- What to produce
Exact reproduction of the data is required, with images excluded.

[Records from a collection of figures]
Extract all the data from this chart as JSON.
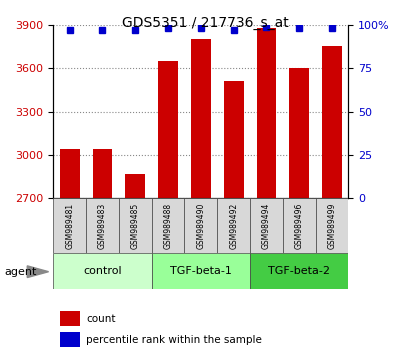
{
  "title": "GDS5351 / 217736_s_at",
  "samples": [
    "GSM989481",
    "GSM989483",
    "GSM989485",
    "GSM989488",
    "GSM989490",
    "GSM989492",
    "GSM989494",
    "GSM989496",
    "GSM989499"
  ],
  "counts": [
    3040,
    3040,
    2870,
    3650,
    3800,
    3510,
    3880,
    3600,
    3750
  ],
  "percentile_ranks": [
    97,
    97,
    97,
    98,
    98,
    97,
    99,
    98,
    98
  ],
  "groups": [
    {
      "label": "control",
      "start": 0,
      "end": 3,
      "color": "#ccffcc"
    },
    {
      "label": "TGF-beta-1",
      "start": 3,
      "end": 6,
      "color": "#99ff99"
    },
    {
      "label": "TGF-beta-2",
      "start": 6,
      "end": 9,
      "color": "#44cc44"
    }
  ],
  "bar_color": "#cc0000",
  "dot_color": "#0000cc",
  "ylim_left": [
    2700,
    3900
  ],
  "ylim_right": [
    0,
    100
  ],
  "yticks_left": [
    2700,
    3000,
    3300,
    3600,
    3900
  ],
  "yticks_right": [
    0,
    25,
    50,
    75,
    100
  ],
  "grid_color": "#888888",
  "background_color": "#ffffff",
  "bar_width": 0.6,
  "agent_label": "agent",
  "legend_count_label": "count",
  "legend_percentile_label": "percentile rank within the sample"
}
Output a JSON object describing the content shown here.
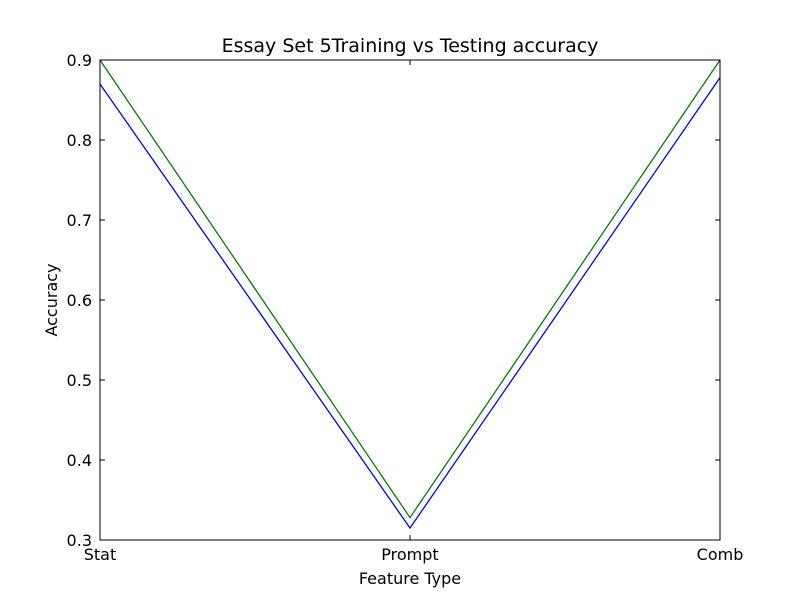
{
  "chart_data": {
    "type": "line",
    "title": "Essay Set 5Training vs Testing accuracy",
    "xlabel": "Feature Type",
    "ylabel": "Accuracy",
    "categories": [
      "Stat",
      "Prompt",
      "Comb"
    ],
    "ylim": [
      0.3,
      0.9
    ],
    "yticks": [
      "0.3",
      "0.4",
      "0.5",
      "0.6",
      "0.7",
      "0.8",
      "0.9"
    ],
    "grid": false,
    "series": [
      {
        "values": [
          0.87,
          0.315,
          0.878
        ],
        "color": "#0000ff"
      },
      {
        "values": [
          0.9,
          0.328,
          0.9
        ],
        "color": "#008000"
      }
    ]
  }
}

- Task answer
Extract all the data from this chart as JSON.
{
  "title": "GDS5351 / 217736_s_at",
  "samples": [
    "GSM989481",
    "GSM989483",
    "GSM989485",
    "GSM989488",
    "GSM989490",
    "GSM989492",
    "GSM989494",
    "GSM989496",
    "GSM989499"
  ],
  "counts": [
    3040,
    3040,
    2870,
    3650,
    3800,
    3510,
    3880,
    3600,
    3750
  ],
  "percentile_ranks": [
    97,
    97,
    97,
    98,
    98,
    97,
    99,
    98,
    98
  ],
  "groups": [
    {
      "label": "control",
      "start": 0,
      "end": 3,
      "color": "#ccffcc"
    },
    {
      "label": "TGF-beta-1",
      "start": 3,
      "end": 6,
      "color": "#99ff99"
    },
    {
      "label": "TGF-beta-2",
      "start": 6,
      "end": 9,
      "color": "#44cc44"
    }
  ],
  "bar_color": "#cc0000",
  "dot_color": "#0000cc",
  "ylim_left": [
    2700,
    3900
  ],
  "ylim_right": [
    0,
    100
  ],
  "yticks_left": [
    2700,
    3000,
    3300,
    3600,
    3900
  ],
  "yticks_right": [
    0,
    25,
    50,
    75,
    100
  ],
  "grid_color": "#888888",
  "background_color": "#ffffff",
  "bar_width": 0.6,
  "agent_label": "agent",
  "legend_count_label": "count",
  "legend_percentile_label": "percentile rank within the sample"
}
Output a JSON object describing the content shown here.
{
  "chart_data": {
    "type": "line",
    "title": "Essay Set 5Training vs Testing accuracy",
    "xlabel": "Feature Type",
    "ylabel": "Accuracy",
    "categories": [
      "Stat",
      "Prompt",
      "Comb"
    ],
    "ylim": [
      0.3,
      0.9
    ],
    "yticks": [
      "0.3",
      "0.4",
      "0.5",
      "0.6",
      "0.7",
      "0.8",
      "0.9"
    ],
    "grid": false,
    "series": [
      {
        "values": [
          0.87,
          0.315,
          0.878
        ],
        "color": "#0000ff"
      },
      {
        "values": [
          0.9,
          0.328,
          0.9
        ],
        "color": "#008000"
      }
    ]
  }
}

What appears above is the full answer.